* [PROBLEM REQUIREMENTS]:
Say how many lines include the word "this", using only a number.

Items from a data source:
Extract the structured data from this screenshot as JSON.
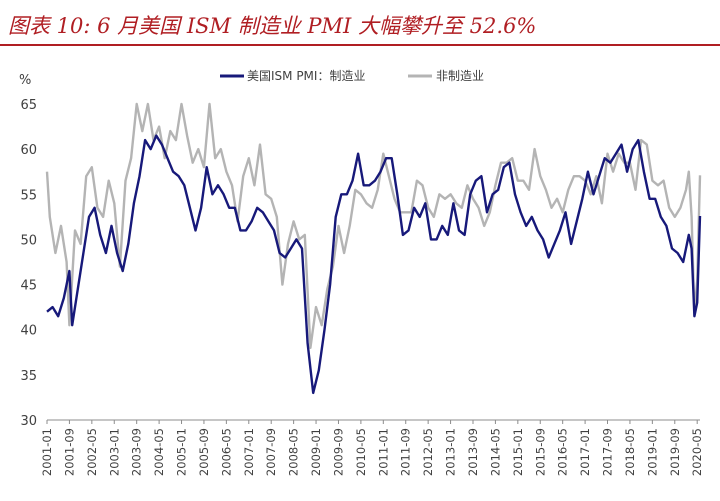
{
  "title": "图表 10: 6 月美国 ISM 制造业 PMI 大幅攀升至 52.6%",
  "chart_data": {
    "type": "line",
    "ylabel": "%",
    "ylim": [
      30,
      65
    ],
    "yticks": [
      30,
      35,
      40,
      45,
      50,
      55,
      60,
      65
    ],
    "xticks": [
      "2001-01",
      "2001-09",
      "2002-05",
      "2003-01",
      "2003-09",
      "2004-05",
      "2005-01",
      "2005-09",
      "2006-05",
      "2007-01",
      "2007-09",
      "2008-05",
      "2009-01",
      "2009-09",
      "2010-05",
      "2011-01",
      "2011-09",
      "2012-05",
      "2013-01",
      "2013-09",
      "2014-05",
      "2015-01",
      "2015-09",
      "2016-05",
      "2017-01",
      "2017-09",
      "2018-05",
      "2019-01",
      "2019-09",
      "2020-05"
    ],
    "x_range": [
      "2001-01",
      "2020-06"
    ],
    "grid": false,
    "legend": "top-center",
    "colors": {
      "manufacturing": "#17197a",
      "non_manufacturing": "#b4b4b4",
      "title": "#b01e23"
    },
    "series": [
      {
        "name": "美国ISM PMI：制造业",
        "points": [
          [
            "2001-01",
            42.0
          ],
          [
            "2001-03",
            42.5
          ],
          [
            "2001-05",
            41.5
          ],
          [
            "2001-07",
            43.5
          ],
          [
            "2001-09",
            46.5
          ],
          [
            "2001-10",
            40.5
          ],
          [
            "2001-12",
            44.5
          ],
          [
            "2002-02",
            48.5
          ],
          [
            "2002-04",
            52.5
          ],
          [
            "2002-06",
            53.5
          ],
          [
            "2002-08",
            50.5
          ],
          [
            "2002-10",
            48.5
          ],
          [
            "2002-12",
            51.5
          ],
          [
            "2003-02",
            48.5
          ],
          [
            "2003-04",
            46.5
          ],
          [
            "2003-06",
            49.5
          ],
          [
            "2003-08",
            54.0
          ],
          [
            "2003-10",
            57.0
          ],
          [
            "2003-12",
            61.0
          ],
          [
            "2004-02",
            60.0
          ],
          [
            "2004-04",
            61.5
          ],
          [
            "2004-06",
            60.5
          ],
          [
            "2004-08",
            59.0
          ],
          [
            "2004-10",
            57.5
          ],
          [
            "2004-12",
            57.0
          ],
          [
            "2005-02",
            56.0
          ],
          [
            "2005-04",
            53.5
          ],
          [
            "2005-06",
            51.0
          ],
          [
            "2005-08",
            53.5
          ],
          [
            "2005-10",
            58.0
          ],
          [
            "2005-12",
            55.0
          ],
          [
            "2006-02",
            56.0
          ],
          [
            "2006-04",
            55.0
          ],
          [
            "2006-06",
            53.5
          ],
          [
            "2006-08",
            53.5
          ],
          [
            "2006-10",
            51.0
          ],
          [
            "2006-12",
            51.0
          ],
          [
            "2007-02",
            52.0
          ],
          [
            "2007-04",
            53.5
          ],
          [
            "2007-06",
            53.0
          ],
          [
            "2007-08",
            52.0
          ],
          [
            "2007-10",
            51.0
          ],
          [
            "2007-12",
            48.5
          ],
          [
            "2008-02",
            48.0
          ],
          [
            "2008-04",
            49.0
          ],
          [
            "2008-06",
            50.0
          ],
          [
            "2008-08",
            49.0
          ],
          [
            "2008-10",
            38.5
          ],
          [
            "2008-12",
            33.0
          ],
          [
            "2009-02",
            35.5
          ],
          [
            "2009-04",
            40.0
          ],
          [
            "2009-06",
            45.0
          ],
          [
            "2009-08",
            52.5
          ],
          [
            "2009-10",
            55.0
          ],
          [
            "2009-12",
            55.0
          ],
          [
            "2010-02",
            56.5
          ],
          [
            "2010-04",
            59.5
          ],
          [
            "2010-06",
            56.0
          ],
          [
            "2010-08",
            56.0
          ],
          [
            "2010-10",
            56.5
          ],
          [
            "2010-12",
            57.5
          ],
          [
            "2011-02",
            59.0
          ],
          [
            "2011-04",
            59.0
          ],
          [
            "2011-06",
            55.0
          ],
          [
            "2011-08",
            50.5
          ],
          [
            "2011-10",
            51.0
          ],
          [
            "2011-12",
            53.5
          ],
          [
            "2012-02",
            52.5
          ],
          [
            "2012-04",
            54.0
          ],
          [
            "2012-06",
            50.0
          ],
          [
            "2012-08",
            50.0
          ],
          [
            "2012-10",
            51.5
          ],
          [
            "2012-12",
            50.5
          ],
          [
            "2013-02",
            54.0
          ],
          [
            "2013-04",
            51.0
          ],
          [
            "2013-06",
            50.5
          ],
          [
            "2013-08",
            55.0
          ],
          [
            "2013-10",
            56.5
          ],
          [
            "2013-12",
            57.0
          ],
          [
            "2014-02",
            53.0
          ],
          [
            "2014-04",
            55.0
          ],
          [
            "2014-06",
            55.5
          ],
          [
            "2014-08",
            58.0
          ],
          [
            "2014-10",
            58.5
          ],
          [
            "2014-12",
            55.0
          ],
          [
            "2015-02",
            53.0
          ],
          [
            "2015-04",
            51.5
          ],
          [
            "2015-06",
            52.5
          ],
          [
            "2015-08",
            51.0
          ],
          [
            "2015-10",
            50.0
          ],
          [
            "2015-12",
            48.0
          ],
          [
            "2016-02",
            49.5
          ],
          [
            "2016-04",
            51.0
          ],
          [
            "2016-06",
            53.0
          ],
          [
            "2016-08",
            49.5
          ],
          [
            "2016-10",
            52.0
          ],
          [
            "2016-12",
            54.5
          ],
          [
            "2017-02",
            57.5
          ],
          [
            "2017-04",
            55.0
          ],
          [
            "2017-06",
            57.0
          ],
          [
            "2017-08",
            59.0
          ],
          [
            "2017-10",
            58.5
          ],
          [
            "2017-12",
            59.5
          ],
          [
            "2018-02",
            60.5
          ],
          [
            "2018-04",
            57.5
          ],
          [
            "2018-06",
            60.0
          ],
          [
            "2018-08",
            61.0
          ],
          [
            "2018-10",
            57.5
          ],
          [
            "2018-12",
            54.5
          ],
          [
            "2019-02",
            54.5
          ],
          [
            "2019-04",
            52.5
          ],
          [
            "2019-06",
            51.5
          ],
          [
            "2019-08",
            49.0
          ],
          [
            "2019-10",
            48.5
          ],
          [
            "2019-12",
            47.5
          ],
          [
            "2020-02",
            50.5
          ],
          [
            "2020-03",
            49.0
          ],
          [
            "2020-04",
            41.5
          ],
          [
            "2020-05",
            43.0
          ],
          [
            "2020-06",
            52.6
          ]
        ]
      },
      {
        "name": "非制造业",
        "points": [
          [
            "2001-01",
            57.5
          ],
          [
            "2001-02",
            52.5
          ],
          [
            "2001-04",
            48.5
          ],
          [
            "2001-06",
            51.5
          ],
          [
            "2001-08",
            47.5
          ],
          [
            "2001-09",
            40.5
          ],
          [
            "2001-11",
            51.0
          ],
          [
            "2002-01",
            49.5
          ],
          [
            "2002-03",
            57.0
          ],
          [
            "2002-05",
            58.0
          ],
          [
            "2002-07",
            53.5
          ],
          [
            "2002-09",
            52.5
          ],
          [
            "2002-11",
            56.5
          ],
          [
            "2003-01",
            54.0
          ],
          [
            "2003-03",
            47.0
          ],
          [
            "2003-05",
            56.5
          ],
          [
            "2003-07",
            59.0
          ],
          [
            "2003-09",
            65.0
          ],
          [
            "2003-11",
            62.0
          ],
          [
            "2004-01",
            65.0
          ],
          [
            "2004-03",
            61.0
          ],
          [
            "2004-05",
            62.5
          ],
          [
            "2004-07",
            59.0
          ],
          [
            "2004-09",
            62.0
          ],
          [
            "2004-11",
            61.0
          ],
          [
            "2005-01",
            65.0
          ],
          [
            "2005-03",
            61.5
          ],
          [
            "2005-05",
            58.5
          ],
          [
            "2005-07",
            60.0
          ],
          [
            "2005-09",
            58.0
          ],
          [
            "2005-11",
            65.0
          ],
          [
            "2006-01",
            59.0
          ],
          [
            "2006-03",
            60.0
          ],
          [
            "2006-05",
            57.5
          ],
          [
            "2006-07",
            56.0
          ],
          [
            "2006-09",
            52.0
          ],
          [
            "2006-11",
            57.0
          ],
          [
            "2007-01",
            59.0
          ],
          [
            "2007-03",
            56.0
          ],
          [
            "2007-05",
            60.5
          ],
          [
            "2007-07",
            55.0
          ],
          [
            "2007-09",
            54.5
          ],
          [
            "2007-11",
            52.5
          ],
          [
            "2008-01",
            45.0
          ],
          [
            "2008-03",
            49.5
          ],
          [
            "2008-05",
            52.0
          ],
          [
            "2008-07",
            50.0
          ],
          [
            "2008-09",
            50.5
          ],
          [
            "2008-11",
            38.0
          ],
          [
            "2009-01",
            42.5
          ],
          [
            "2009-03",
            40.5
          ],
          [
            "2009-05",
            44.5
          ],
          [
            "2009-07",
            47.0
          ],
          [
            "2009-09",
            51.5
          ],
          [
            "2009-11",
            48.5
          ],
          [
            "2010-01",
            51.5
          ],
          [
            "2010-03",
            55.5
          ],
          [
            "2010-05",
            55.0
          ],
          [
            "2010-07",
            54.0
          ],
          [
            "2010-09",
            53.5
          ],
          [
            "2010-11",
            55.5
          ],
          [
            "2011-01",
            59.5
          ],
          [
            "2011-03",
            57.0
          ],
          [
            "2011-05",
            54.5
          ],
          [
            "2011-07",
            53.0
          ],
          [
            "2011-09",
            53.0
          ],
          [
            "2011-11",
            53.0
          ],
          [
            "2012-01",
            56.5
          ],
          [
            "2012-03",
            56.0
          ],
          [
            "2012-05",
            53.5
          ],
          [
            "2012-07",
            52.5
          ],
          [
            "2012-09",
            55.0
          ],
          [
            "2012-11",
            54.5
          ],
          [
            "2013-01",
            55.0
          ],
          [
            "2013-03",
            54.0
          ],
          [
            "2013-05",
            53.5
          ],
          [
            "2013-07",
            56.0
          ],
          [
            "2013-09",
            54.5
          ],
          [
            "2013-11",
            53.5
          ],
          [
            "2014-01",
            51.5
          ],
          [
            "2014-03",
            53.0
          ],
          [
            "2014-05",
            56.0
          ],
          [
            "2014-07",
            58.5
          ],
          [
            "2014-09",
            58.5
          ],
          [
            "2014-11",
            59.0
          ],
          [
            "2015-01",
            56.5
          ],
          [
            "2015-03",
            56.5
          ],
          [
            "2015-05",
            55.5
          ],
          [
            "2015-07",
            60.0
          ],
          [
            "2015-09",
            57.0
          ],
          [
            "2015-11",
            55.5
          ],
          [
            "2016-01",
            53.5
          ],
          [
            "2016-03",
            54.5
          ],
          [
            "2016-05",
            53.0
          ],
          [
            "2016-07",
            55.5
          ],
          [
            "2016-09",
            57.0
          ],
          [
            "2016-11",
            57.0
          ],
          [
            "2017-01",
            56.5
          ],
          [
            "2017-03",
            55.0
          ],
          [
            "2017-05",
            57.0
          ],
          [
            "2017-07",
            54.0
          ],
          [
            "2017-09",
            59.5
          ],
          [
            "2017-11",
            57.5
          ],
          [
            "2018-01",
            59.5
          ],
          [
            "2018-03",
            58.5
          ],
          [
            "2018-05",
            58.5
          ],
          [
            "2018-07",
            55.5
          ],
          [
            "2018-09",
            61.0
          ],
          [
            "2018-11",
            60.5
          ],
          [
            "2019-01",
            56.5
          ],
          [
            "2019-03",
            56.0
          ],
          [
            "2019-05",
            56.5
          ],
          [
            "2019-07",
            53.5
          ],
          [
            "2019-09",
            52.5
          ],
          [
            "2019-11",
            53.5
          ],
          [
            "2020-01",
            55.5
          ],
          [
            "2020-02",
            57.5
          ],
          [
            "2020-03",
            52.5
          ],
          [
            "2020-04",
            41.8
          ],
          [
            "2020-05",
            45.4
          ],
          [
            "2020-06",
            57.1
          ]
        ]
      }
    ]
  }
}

* * *

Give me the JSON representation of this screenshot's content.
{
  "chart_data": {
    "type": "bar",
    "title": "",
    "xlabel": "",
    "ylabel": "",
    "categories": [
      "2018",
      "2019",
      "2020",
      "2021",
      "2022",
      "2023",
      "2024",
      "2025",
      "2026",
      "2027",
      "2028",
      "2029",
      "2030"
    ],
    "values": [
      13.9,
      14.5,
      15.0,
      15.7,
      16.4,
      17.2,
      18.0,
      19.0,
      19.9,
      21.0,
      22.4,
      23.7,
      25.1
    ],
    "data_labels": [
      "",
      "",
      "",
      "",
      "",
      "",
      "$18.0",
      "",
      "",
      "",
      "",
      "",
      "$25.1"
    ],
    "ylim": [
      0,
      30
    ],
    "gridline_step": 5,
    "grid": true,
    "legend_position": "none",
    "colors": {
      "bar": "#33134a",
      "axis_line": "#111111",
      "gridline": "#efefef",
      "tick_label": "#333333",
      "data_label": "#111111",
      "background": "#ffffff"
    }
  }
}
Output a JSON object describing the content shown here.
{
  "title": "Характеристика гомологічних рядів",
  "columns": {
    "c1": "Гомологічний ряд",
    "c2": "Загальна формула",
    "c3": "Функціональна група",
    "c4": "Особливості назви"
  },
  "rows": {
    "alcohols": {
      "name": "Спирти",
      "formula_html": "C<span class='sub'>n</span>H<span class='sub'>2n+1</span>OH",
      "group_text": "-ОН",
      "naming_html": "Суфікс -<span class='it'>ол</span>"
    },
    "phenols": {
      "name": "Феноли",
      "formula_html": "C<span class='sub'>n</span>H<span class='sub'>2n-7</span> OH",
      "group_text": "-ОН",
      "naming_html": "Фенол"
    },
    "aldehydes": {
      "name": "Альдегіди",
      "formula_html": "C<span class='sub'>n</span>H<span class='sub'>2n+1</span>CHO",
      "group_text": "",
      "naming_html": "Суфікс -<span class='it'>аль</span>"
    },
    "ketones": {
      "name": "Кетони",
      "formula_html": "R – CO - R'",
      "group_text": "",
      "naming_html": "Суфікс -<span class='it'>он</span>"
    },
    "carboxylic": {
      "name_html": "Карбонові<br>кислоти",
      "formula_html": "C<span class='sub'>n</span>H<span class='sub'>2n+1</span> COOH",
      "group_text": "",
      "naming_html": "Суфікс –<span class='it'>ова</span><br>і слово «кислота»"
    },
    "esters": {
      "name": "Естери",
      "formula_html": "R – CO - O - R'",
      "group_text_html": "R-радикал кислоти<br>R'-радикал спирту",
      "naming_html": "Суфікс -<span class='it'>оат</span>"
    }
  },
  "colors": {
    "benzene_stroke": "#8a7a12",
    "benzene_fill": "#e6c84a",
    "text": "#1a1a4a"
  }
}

...

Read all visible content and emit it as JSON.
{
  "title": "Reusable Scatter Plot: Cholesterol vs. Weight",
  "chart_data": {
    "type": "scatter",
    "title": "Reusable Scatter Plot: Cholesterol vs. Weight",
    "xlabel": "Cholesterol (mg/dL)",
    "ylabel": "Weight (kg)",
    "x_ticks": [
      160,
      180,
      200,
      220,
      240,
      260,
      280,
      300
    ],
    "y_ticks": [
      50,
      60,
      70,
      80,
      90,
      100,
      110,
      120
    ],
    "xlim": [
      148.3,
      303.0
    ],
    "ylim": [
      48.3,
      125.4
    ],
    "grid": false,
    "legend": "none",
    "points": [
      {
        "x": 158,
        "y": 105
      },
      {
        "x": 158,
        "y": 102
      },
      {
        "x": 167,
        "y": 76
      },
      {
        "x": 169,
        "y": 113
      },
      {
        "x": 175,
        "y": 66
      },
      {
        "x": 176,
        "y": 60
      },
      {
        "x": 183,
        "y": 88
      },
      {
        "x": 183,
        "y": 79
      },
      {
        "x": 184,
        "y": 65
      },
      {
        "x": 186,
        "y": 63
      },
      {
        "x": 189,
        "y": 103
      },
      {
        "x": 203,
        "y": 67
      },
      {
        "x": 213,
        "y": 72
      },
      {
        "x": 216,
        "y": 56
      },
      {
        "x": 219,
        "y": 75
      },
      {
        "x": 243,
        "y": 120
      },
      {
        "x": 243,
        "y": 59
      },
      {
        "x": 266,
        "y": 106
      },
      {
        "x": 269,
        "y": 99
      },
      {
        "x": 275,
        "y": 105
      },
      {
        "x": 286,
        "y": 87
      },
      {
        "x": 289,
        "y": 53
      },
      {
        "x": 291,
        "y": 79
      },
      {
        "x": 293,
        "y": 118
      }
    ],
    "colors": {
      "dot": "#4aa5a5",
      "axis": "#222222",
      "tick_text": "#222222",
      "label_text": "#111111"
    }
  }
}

* [RESPONSE]:
2